# Stated exercise
Can the lines below, from the one that holds "Decode this image" to the very end, be echoed exactly, with both ends included and no pictures?

Figure record extracts:
+--
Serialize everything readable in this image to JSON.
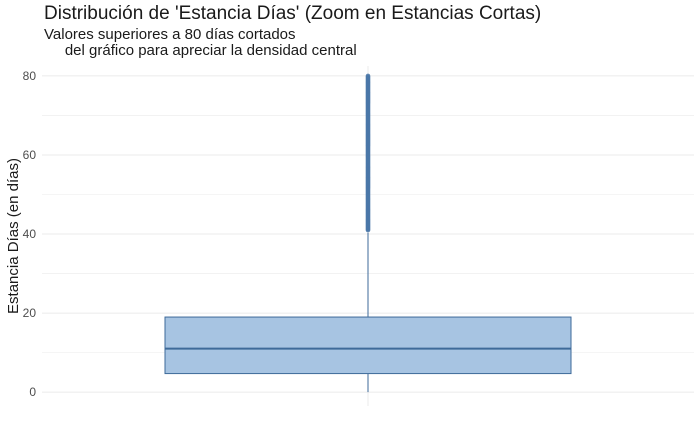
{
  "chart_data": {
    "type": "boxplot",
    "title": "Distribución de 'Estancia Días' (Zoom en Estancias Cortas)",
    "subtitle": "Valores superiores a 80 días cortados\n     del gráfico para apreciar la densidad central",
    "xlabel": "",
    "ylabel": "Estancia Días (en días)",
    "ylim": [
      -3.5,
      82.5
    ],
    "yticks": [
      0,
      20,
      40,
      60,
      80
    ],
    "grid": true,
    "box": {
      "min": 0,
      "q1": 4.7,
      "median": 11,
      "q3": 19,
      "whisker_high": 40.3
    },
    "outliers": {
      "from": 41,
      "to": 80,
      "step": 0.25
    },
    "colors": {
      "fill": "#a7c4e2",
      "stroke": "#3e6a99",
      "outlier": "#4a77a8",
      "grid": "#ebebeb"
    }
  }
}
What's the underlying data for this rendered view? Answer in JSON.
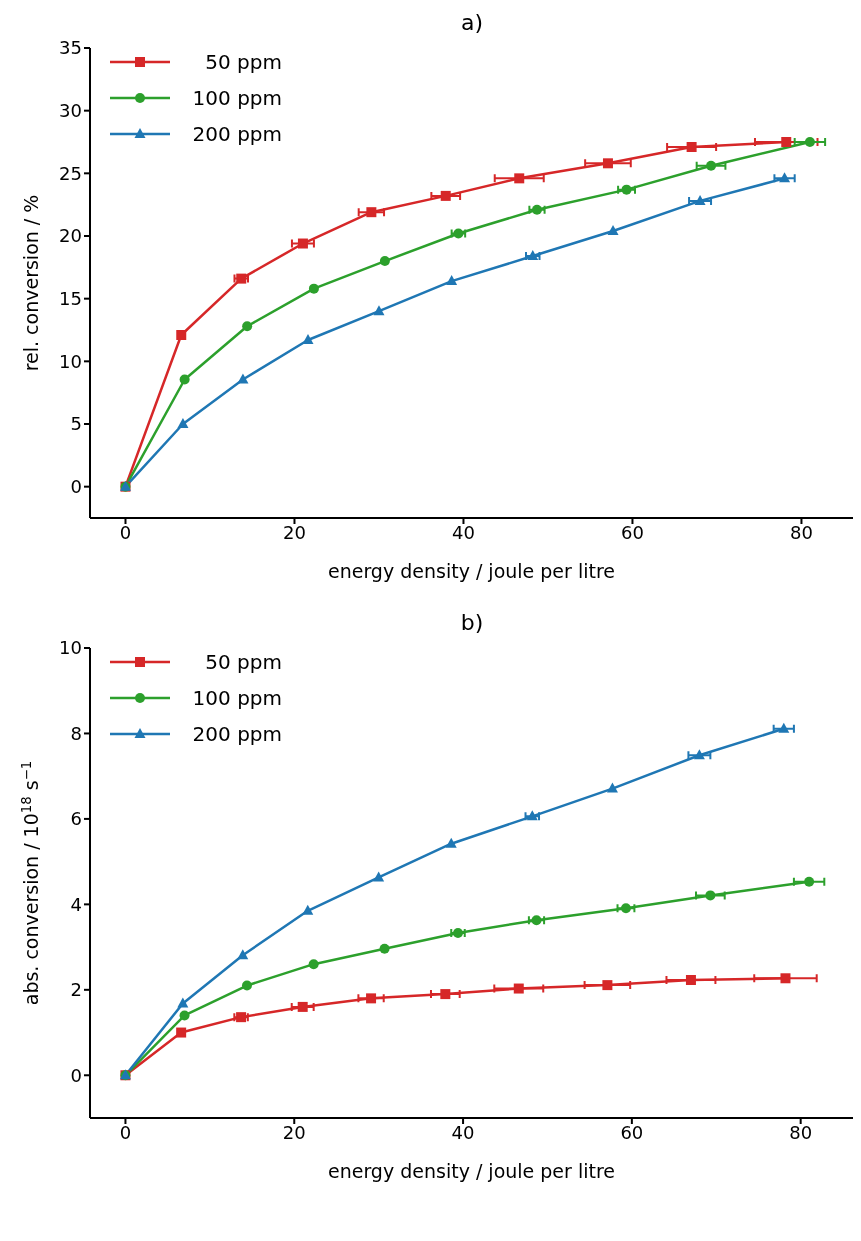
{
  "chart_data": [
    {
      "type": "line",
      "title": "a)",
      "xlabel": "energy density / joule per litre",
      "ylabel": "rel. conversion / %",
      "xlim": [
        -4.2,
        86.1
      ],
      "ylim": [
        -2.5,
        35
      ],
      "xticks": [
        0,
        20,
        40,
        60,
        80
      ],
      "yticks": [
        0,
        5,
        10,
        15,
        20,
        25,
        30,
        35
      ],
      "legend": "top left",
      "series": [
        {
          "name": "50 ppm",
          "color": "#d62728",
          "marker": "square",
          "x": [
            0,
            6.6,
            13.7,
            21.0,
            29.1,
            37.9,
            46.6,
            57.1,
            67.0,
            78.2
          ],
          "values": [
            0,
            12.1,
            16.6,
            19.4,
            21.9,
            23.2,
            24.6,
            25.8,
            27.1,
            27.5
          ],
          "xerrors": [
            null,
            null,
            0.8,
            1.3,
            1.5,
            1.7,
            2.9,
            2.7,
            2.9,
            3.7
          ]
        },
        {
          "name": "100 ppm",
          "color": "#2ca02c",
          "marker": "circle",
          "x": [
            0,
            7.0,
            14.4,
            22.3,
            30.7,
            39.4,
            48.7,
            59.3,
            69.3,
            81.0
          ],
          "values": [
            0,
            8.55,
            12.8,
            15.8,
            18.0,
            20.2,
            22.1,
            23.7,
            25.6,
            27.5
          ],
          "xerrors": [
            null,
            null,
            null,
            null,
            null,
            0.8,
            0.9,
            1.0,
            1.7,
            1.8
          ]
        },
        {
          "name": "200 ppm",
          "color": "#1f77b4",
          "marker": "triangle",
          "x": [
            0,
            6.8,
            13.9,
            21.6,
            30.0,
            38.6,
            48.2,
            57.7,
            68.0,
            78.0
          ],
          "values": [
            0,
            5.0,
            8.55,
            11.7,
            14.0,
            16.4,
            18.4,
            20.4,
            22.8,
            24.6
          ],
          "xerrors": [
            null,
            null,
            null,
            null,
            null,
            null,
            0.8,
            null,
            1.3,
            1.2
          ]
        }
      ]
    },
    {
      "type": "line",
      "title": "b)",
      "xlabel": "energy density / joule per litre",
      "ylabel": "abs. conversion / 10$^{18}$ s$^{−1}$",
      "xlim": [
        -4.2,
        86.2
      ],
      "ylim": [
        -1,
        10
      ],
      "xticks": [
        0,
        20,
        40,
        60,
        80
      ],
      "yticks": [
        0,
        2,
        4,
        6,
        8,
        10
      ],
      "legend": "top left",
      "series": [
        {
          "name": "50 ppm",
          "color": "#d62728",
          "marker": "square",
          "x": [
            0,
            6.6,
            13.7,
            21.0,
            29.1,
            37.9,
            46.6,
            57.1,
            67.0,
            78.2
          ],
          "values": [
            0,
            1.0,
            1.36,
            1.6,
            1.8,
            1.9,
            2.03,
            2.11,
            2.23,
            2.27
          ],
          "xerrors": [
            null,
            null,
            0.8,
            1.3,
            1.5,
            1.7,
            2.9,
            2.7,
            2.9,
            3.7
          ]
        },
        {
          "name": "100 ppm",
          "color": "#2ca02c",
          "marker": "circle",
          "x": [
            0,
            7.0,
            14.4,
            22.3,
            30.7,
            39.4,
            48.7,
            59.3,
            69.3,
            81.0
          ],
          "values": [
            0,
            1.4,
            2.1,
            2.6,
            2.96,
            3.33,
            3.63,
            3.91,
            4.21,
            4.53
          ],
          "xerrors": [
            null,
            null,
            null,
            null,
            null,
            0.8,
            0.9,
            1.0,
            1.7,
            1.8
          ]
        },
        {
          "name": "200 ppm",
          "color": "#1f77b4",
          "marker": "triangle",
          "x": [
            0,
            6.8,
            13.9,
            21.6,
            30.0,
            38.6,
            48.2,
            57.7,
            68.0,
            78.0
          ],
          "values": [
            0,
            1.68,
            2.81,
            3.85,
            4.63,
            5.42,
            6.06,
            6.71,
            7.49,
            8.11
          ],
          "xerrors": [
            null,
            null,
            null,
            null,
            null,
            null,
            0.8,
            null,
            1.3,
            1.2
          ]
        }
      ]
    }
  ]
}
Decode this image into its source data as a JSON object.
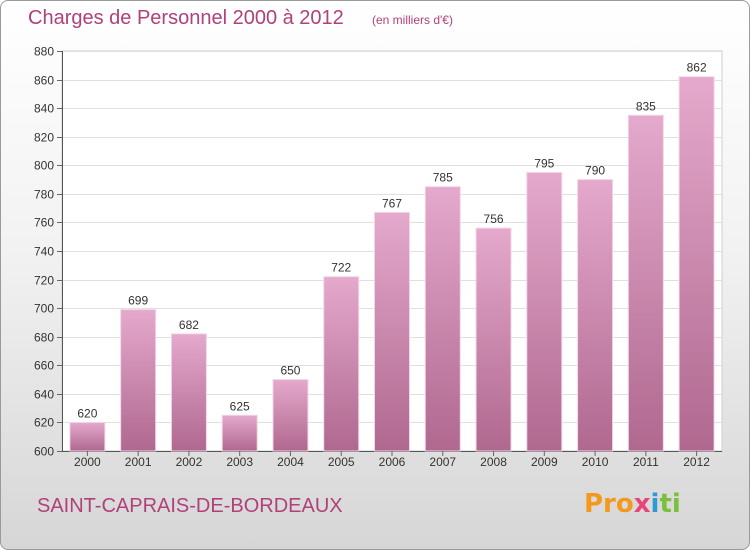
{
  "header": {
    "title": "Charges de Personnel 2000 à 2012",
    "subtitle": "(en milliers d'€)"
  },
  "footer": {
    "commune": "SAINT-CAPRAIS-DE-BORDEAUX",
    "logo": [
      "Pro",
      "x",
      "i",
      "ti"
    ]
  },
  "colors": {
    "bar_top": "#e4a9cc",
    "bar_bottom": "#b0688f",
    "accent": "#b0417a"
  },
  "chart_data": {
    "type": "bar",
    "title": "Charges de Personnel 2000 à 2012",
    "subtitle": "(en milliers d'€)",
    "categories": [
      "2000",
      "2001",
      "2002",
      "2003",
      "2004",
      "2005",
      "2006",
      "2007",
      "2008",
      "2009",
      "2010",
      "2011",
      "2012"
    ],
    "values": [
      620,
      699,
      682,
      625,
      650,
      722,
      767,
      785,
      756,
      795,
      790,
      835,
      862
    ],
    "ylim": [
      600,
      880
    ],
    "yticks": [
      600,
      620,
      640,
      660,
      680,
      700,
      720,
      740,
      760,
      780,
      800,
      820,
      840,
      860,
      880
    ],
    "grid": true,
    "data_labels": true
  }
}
+--
# The reply
Decode this image into its source data as a JSON object.
{
  "header": {
    "title": "Charges de Personnel 2000 à 2012",
    "subtitle": "(en milliers d'€)"
  },
  "footer": {
    "commune": "SAINT-CAPRAIS-DE-BORDEAUX",
    "logo": [
      "Pro",
      "x",
      "i",
      "ti"
    ]
  },
  "colors": {
    "bar_top": "#e4a9cc",
    "bar_bottom": "#b0688f",
    "accent": "#b0417a"
  },
  "chart_data": {
    "type": "bar",
    "title": "Charges de Personnel 2000 à 2012",
    "subtitle": "(en milliers d'€)",
    "categories": [
      "2000",
      "2001",
      "2002",
      "2003",
      "2004",
      "2005",
      "2006",
      "2007",
      "2008",
      "2009",
      "2010",
      "2011",
      "2012"
    ],
    "values": [
      620,
      699,
      682,
      625,
      650,
      722,
      767,
      785,
      756,
      795,
      790,
      835,
      862
    ],
    "ylim": [
      600,
      880
    ],
    "yticks": [
      600,
      620,
      640,
      660,
      680,
      700,
      720,
      740,
      760,
      780,
      800,
      820,
      840,
      860,
      880
    ],
    "grid": true,
    "data_labels": true
  }
}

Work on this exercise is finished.